# WHAT THIS TASK INVOLVES:
Give the lines again exactly, from the one holding "Serialize everything readable" to the last line of the listing below, both ends included and nothing added.

# MATERIAL TO PROCESS:
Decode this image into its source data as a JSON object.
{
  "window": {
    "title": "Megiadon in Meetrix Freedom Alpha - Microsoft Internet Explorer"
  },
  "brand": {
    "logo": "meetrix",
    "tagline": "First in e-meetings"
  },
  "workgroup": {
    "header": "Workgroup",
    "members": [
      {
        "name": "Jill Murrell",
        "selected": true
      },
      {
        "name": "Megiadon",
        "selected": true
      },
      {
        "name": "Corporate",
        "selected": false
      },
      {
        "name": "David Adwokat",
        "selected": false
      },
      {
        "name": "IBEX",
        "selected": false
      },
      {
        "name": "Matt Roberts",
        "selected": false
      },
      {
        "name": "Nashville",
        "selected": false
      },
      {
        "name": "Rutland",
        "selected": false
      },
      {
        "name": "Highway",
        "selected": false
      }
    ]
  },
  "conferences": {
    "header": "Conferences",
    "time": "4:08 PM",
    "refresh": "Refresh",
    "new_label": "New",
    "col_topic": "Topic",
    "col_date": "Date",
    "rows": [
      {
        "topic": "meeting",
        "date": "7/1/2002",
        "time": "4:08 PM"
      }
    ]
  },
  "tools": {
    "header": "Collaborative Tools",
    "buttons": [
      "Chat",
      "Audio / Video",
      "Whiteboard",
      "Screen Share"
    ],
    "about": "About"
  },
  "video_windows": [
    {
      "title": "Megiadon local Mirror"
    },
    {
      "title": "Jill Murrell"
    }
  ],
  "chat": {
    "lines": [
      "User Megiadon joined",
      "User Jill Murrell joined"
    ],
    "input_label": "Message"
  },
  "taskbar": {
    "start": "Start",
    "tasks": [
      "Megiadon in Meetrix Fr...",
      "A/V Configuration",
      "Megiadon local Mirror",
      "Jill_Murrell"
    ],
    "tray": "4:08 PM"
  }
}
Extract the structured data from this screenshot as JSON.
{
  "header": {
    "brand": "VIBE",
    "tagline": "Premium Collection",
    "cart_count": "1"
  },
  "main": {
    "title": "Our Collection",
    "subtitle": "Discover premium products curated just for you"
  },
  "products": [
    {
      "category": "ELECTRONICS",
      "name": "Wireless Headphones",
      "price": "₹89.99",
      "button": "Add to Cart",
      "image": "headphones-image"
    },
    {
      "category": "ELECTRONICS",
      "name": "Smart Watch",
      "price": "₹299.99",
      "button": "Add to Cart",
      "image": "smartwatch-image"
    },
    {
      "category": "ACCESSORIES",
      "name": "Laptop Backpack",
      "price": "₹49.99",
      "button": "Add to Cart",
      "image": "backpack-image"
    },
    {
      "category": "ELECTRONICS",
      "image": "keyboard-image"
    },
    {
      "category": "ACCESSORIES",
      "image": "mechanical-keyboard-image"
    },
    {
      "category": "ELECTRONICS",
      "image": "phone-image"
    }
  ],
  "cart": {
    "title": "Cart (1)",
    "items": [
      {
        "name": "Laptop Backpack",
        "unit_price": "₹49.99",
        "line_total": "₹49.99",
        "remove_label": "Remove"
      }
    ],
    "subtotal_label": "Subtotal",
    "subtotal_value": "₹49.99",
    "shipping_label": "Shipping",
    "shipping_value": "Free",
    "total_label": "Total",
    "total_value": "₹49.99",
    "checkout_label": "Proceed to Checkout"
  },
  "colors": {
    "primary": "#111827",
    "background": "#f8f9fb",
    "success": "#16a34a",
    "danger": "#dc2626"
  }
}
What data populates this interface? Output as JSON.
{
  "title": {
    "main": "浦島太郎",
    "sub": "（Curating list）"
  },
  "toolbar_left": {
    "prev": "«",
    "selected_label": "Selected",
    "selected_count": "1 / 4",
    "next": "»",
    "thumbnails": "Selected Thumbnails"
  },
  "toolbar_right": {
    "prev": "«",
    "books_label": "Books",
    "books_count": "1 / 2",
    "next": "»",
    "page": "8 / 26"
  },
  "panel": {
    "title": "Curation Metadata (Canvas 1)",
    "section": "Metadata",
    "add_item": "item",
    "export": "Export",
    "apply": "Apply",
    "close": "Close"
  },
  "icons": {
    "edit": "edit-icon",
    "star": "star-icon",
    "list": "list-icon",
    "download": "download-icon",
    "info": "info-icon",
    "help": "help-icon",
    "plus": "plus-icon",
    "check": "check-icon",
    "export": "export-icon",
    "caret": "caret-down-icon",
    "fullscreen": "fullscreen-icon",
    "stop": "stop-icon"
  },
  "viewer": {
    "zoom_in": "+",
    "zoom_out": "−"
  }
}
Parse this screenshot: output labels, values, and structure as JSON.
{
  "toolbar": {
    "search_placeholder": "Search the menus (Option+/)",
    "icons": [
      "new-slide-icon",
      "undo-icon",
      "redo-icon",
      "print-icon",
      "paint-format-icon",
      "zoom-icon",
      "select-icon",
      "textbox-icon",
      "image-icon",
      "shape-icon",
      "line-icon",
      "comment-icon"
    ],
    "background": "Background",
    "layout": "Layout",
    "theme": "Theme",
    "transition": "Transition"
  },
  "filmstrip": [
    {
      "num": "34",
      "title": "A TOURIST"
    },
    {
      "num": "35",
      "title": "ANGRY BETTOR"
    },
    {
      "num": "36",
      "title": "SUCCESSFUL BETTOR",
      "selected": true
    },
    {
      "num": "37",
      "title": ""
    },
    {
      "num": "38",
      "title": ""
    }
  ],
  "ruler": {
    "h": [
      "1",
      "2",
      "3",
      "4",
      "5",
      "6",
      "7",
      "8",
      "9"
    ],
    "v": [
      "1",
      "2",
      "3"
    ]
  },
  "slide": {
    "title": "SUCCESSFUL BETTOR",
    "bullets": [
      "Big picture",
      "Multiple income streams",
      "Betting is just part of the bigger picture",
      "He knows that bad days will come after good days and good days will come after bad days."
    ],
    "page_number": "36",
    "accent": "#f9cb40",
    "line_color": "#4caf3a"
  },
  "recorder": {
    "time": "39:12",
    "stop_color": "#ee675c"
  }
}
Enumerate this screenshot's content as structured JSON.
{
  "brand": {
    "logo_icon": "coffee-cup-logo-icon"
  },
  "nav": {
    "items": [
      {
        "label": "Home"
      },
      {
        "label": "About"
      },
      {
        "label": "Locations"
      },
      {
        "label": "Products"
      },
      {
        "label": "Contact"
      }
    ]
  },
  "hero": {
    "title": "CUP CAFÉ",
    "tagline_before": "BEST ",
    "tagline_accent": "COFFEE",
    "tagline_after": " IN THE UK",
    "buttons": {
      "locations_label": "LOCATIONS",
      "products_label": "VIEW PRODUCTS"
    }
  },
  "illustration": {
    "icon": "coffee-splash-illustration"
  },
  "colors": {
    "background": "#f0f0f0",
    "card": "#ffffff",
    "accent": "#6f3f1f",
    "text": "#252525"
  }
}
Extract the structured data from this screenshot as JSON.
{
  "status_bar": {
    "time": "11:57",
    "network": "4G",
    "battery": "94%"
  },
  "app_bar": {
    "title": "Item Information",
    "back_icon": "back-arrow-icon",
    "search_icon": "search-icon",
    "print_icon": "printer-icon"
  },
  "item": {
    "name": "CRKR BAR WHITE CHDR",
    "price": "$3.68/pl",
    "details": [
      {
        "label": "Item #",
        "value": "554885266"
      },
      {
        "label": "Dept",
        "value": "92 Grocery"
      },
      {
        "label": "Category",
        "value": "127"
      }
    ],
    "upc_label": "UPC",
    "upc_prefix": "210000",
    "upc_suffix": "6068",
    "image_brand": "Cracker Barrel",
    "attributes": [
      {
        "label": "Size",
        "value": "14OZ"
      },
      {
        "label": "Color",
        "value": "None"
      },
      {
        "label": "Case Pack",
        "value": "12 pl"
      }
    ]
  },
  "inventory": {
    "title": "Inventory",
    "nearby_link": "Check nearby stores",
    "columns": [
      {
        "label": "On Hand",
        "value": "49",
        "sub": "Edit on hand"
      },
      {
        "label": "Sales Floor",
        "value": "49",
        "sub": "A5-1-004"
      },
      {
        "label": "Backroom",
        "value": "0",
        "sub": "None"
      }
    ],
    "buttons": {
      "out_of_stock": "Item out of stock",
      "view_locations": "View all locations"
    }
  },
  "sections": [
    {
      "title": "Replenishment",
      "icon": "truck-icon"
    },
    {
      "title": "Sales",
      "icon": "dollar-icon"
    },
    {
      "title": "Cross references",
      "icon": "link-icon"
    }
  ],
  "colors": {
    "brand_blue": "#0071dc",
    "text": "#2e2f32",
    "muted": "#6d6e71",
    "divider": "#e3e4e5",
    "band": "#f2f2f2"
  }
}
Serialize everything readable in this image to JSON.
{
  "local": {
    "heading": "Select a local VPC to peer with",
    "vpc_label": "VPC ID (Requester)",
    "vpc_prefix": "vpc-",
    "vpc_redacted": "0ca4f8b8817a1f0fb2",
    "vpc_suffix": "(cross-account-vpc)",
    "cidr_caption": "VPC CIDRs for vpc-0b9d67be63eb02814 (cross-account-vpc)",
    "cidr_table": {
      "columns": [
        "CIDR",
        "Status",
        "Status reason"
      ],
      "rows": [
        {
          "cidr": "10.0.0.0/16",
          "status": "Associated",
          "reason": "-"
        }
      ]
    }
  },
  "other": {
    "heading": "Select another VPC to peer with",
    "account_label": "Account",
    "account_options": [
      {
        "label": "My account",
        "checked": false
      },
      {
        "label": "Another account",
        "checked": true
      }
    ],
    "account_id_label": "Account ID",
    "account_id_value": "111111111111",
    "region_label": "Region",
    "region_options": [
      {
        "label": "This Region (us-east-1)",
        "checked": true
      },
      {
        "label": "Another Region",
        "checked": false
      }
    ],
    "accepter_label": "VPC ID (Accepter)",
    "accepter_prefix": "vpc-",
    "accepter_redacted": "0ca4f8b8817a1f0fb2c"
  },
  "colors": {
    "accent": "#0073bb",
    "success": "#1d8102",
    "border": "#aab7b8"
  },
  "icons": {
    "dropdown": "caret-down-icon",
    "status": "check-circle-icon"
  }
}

# REPLY TO THE TASK:
Serialize everything readable in this image to JSON.
{
  "local": {
    "heading": "Select a local VPC to peer with",
    "vpc_label": "VPC ID (Requester)",
    "vpc_prefix": "vpc-",
    "vpc_redacted": "0ca4f8b8817a1f0fb2",
    "vpc_suffix": "(cross-account-vpc)",
    "cidr_caption": "VPC CIDRs for vpc-0b9d67be63eb02814 (cross-account-vpc)",
    "cidr_table": {
      "columns": [
        "CIDR",
        "Status",
        "Status reason"
      ],
      "rows": [
        {
          "cidr": "10.0.0.0/16",
          "status": "Associated",
          "reason": "-"
        }
      ]
    }
  },
  "other": {
    "heading": "Select another VPC to peer with",
    "account_label": "Account",
    "account_options": [
      {
        "label": "My account",
        "checked": false
      },
      {
        "label": "Another account",
        "checked": true
      }
    ],
    "account_id_label": "Account ID",
    "account_id_value": "111111111111",
    "region_label": "Region",
    "region_options": [
      {
        "label": "This Region (us-east-1)",
        "checked": true
      },
      {
        "label": "Another Region",
        "checked": false
      }
    ],
    "accepter_label": "VPC ID (Accepter)",
    "accepter_prefix": "vpc-",
    "accepter_redacted": "0ca4f8b8817a1f0fb2c"
  },
  "colors": {
    "accent": "#0073bb",
    "success": "#1d8102",
    "border": "#aab7b8"
  },
  "icons": {
    "dropdown": "caret-down-icon",
    "status": "check-circle-icon"
  }
}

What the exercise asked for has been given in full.